To do =>
Of all the lines in these entries, how many contain the string "akkor"? Give only that count.

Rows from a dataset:
▬▬▬▬▬▬

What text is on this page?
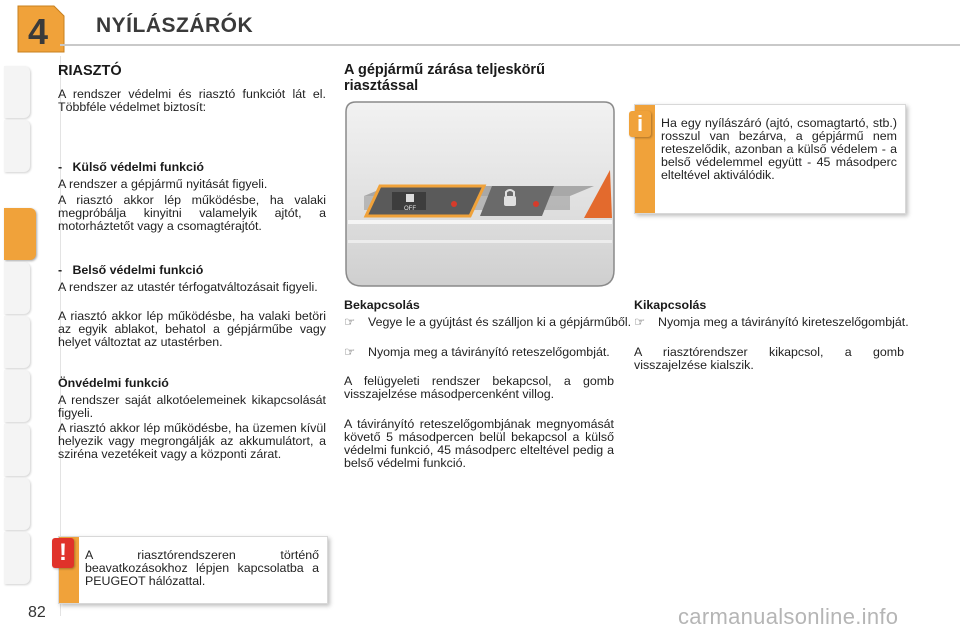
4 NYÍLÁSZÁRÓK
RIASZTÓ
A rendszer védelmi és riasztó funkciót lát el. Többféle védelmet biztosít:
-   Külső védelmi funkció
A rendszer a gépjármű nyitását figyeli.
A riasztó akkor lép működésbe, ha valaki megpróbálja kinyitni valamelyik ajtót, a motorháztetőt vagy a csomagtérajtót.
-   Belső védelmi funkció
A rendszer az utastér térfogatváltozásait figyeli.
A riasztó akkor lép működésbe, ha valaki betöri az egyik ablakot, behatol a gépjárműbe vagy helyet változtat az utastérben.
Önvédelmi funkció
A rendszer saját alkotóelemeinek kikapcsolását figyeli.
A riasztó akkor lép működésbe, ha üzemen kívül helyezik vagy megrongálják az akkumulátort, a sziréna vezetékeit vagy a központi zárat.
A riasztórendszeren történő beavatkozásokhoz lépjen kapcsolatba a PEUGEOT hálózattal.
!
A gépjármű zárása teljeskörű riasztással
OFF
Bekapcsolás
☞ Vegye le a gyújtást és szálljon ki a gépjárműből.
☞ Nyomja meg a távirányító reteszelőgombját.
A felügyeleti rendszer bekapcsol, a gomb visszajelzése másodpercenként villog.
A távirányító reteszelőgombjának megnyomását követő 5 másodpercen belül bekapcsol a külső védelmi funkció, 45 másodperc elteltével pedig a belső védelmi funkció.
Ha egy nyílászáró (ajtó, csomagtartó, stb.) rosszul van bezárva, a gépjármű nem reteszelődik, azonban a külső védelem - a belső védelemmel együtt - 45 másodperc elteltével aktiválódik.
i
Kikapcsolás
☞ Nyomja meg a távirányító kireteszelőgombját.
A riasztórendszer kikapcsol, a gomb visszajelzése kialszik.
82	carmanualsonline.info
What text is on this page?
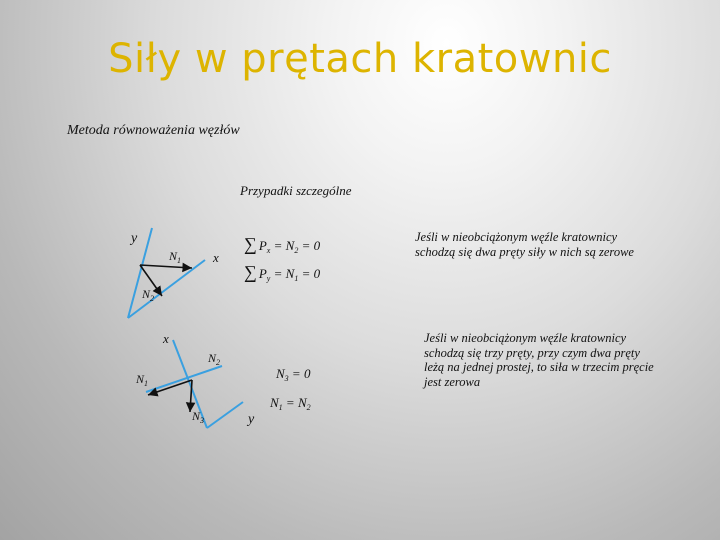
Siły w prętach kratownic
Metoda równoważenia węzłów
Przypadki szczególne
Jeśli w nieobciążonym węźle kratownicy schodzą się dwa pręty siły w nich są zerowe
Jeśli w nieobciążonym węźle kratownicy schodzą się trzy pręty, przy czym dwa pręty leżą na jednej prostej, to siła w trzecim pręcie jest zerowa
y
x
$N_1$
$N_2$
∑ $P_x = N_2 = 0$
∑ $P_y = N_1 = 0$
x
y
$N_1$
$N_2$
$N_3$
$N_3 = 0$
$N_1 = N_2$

▬▬▬▬▬▬

Response =>
3